- [WHAT THE TASK ASKS]: The records that follow must be repeated verbatim, every one of them.

- [Dataset rows about figures]:
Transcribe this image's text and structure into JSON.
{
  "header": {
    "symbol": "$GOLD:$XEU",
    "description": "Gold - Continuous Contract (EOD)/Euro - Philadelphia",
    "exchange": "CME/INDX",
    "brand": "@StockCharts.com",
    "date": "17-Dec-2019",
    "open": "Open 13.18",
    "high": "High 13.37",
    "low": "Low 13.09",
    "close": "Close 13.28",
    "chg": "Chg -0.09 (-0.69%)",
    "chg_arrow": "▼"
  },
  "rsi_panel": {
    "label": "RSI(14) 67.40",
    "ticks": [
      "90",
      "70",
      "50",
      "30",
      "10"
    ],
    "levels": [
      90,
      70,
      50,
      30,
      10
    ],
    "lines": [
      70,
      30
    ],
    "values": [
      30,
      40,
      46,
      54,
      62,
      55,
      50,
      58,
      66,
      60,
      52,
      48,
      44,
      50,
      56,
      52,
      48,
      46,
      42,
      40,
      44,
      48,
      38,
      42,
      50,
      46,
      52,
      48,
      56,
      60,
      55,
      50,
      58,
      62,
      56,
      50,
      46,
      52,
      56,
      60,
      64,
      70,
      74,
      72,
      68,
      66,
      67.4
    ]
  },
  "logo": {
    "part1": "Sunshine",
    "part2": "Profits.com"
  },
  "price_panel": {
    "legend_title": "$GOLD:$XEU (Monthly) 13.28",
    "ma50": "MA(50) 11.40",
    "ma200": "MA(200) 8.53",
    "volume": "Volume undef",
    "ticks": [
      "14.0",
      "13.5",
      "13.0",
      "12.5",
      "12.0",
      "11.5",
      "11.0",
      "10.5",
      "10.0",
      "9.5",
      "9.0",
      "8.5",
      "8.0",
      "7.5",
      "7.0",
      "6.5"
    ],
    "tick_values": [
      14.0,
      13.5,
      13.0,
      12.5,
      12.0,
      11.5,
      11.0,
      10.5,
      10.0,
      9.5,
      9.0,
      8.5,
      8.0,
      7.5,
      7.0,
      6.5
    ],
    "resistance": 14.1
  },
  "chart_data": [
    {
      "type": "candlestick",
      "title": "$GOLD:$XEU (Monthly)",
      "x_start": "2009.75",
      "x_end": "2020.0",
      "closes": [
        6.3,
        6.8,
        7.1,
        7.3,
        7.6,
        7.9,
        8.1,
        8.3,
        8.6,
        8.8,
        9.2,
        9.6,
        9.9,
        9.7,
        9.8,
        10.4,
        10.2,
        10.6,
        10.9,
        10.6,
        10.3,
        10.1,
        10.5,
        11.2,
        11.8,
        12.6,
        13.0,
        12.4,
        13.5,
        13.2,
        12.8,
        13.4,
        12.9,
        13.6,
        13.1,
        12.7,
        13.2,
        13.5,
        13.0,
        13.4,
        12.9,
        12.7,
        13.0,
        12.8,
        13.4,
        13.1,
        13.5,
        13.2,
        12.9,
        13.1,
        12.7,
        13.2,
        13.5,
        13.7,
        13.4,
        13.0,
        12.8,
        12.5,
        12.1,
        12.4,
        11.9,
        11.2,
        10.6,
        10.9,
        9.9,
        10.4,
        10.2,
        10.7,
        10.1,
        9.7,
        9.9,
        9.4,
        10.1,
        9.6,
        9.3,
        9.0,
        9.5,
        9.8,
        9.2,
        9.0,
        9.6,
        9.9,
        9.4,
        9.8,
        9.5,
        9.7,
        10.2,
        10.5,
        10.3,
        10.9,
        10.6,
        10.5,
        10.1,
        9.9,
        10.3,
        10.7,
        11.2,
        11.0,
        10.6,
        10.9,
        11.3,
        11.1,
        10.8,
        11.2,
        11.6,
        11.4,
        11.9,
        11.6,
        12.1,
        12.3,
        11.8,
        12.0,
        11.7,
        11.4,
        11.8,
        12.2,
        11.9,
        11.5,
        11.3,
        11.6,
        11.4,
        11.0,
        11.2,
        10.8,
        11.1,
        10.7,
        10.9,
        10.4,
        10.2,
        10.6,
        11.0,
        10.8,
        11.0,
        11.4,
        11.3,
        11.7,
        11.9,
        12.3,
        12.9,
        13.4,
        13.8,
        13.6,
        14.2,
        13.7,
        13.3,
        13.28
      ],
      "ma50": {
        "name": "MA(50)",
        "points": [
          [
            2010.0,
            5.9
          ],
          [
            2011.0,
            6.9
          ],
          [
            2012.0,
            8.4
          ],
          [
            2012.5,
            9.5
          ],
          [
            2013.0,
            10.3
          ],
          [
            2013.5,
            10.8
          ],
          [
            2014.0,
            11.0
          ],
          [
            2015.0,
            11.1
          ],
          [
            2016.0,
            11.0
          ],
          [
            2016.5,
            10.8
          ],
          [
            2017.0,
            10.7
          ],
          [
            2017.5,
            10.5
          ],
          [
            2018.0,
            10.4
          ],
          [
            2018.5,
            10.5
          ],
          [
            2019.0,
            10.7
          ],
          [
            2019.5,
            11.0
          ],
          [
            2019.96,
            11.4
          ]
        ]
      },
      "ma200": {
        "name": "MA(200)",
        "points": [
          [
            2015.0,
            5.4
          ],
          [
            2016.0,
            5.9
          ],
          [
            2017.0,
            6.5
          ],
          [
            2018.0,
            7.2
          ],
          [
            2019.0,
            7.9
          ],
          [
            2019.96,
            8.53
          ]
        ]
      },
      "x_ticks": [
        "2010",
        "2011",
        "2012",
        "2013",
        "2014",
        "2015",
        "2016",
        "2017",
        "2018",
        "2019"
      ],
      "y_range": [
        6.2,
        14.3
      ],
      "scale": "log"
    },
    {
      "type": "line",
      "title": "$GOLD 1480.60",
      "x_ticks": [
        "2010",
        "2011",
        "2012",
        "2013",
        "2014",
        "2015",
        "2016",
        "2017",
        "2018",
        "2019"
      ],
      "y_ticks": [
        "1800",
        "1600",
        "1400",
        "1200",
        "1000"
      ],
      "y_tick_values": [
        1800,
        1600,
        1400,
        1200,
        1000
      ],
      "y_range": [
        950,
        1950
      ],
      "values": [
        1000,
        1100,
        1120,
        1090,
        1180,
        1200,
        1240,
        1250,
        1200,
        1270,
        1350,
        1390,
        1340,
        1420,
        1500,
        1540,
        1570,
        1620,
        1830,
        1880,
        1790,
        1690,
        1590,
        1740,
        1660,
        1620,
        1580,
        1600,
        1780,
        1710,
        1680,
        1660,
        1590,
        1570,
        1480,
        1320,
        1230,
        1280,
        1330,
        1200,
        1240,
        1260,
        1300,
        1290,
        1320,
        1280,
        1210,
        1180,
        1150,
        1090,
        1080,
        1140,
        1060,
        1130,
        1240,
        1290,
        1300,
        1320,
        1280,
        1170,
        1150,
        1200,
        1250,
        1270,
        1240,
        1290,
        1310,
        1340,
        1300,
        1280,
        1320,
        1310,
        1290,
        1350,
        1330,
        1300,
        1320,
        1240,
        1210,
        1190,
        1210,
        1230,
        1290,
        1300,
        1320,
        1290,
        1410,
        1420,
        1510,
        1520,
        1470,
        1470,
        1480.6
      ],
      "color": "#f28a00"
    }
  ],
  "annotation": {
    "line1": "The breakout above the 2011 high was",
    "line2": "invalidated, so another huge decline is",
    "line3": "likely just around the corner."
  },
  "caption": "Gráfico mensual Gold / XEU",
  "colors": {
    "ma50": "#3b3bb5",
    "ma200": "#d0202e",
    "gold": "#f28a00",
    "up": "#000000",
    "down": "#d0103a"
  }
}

- [WRITTEN SOLUTION]:
Transcribe this image's text and structure into JSON.
{
  "header": {
    "symbol": "$GOLD:$XEU",
    "description": "Gold - Continuous Contract (EOD)/Euro - Philadelphia",
    "exchange": "CME/INDX",
    "brand": "@StockCharts.com",
    "date": "17-Dec-2019",
    "open": "Open 13.18",
    "high": "High 13.37",
    "low": "Low 13.09",
    "close": "Close 13.28",
    "chg": "Chg -0.09 (-0.69%)",
    "chg_arrow": "▼"
  },
  "rsi_panel": {
    "label": "RSI(14) 67.40",
    "ticks": [
      "90",
      "70",
      "50",
      "30",
      "10"
    ],
    "levels": [
      90,
      70,
      50,
      30,
      10
    ],
    "lines": [
      70,
      30
    ],
    "values": [
      30,
      40,
      46,
      54,
      62,
      55,
      50,
      58,
      66,
      60,
      52,
      48,
      44,
      50,
      56,
      52,
      48,
      46,
      42,
      40,
      44,
      48,
      38,
      42,
      50,
      46,
      52,
      48,
      56,
      60,
      55,
      50,
      58,
      62,
      56,
      50,
      46,
      52,
      56,
      60,
      64,
      70,
      74,
      72,
      68,
      66,
      67.4
    ]
  },
  "logo": {
    "part1": "Sunshine",
    "part2": "Profits.com"
  },
  "price_panel": {
    "legend_title": "$GOLD:$XEU (Monthly) 13.28",
    "ma50": "MA(50) 11.40",
    "ma200": "MA(200) 8.53",
    "volume": "Volume undef",
    "ticks": [
      "14.0",
      "13.5",
      "13.0",
      "12.5",
      "12.0",
      "11.5",
      "11.0",
      "10.5",
      "10.0",
      "9.5",
      "9.0",
      "8.5",
      "8.0",
      "7.5",
      "7.0",
      "6.5"
    ],
    "tick_values": [
      14.0,
      13.5,
      13.0,
      12.5,
      12.0,
      11.5,
      11.0,
      10.5,
      10.0,
      9.5,
      9.0,
      8.5,
      8.0,
      7.5,
      7.0,
      6.5
    ],
    "resistance": 14.1
  },
  "chart_data": [
    {
      "type": "candlestick",
      "title": "$GOLD:$XEU (Monthly)",
      "x_start": "2009.75",
      "x_end": "2020.0",
      "closes": [
        6.3,
        6.8,
        7.1,
        7.3,
        7.6,
        7.9,
        8.1,
        8.3,
        8.6,
        8.8,
        9.2,
        9.6,
        9.9,
        9.7,
        9.8,
        10.4,
        10.2,
        10.6,
        10.9,
        10.6,
        10.3,
        10.1,
        10.5,
        11.2,
        11.8,
        12.6,
        13.0,
        12.4,
        13.5,
        13.2,
        12.8,
        13.4,
        12.9,
        13.6,
        13.1,
        12.7,
        13.2,
        13.5,
        13.0,
        13.4,
        12.9,
        12.7,
        13.0,
        12.8,
        13.4,
        13.1,
        13.5,
        13.2,
        12.9,
        13.1,
        12.7,
        13.2,
        13.5,
        13.7,
        13.4,
        13.0,
        12.8,
        12.5,
        12.1,
        12.4,
        11.9,
        11.2,
        10.6,
        10.9,
        9.9,
        10.4,
        10.2,
        10.7,
        10.1,
        9.7,
        9.9,
        9.4,
        10.1,
        9.6,
        9.3,
        9.0,
        9.5,
        9.8,
        9.2,
        9.0,
        9.6,
        9.9,
        9.4,
        9.8,
        9.5,
        9.7,
        10.2,
        10.5,
        10.3,
        10.9,
        10.6,
        10.5,
        10.1,
        9.9,
        10.3,
        10.7,
        11.2,
        11.0,
        10.6,
        10.9,
        11.3,
        11.1,
        10.8,
        11.2,
        11.6,
        11.4,
        11.9,
        11.6,
        12.1,
        12.3,
        11.8,
        12.0,
        11.7,
        11.4,
        11.8,
        12.2,
        11.9,
        11.5,
        11.3,
        11.6,
        11.4,
        11.0,
        11.2,
        10.8,
        11.1,
        10.7,
        10.9,
        10.4,
        10.2,
        10.6,
        11.0,
        10.8,
        11.0,
        11.4,
        11.3,
        11.7,
        11.9,
        12.3,
        12.9,
        13.4,
        13.8,
        13.6,
        14.2,
        13.7,
        13.3,
        13.28
      ],
      "ma50": {
        "name": "MA(50)",
        "points": [
          [
            2010.0,
            5.9
          ],
          [
            2011.0,
            6.9
          ],
          [
            2012.0,
            8.4
          ],
          [
            2012.5,
            9.5
          ],
          [
            2013.0,
            10.3
          ],
          [
            2013.5,
            10.8
          ],
          [
            2014.0,
            11.0
          ],
          [
            2015.0,
            11.1
          ],
          [
            2016.0,
            11.0
          ],
          [
            2016.5,
            10.8
          ],
          [
            2017.0,
            10.7
          ],
          [
            2017.5,
            10.5
          ],
          [
            2018.0,
            10.4
          ],
          [
            2018.5,
            10.5
          ],
          [
            2019.0,
            10.7
          ],
          [
            2019.5,
            11.0
          ],
          [
            2019.96,
            11.4
          ]
        ]
      },
      "ma200": {
        "name": "MA(200)",
        "points": [
          [
            2015.0,
            5.4
          ],
          [
            2016.0,
            5.9
          ],
          [
            2017.0,
            6.5
          ],
          [
            2018.0,
            7.2
          ],
          [
            2019.0,
            7.9
          ],
          [
            2019.96,
            8.53
          ]
        ]
      },
      "x_ticks": [
        "2010",
        "2011",
        "2012",
        "2013",
        "2014",
        "2015",
        "2016",
        "2017",
        "2018",
        "2019"
      ],
      "y_range": [
        6.2,
        14.3
      ],
      "scale": "log"
    },
    {
      "type": "line",
      "title": "$GOLD 1480.60",
      "x_ticks": [
        "2010",
        "2011",
        "2012",
        "2013",
        "2014",
        "2015",
        "2016",
        "2017",
        "2018",
        "2019"
      ],
      "y_ticks": [
        "1800",
        "1600",
        "1400",
        "1200",
        "1000"
      ],
      "y_tick_values": [
        1800,
        1600,
        1400,
        1200,
        1000
      ],
      "y_range": [
        950,
        1950
      ],
      "values": [
        1000,
        1100,
        1120,
        1090,
        1180,
        1200,
        1240,
        1250,
        1200,
        1270,
        1350,
        1390,
        1340,
        1420,
        1500,
        1540,
        1570,
        1620,
        1830,
        1880,
        1790,
        1690,
        1590,
        1740,
        1660,
        1620,
        1580,
        1600,
        1780,
        1710,
        1680,
        1660,
        1590,
        1570,
        1480,
        1320,
        1230,
        1280,
        1330,
        1200,
        1240,
        1260,
        1300,
        1290,
        1320,
        1280,
        1210,
        1180,
        1150,
        1090,
        1080,
        1140,
        1060,
        1130,
        1240,
        1290,
        1300,
        1320,
        1280,
        1170,
        1150,
        1200,
        1250,
        1270,
        1240,
        1290,
        1310,
        1340,
        1300,
        1280,
        1320,
        1310,
        1290,
        1350,
        1330,
        1300,
        1320,
        1240,
        1210,
        1190,
        1210,
        1230,
        1290,
        1300,
        1320,
        1290,
        1410,
        1420,
        1510,
        1520,
        1470,
        1470,
        1480.6
      ],
      "color": "#f28a00"
    }
  ],
  "annotation": {
    "line1": "The breakout above the 2011 high was",
    "line2": "invalidated, so another huge decline is",
    "line3": "likely just around the corner."
  },
  "caption": "Gráfico mensual Gold / XEU",
  "colors": {
    "ma50": "#3b3bb5",
    "ma200": "#d0202e",
    "gold": "#f28a00",
    "up": "#000000",
    "down": "#d0103a"
  }
}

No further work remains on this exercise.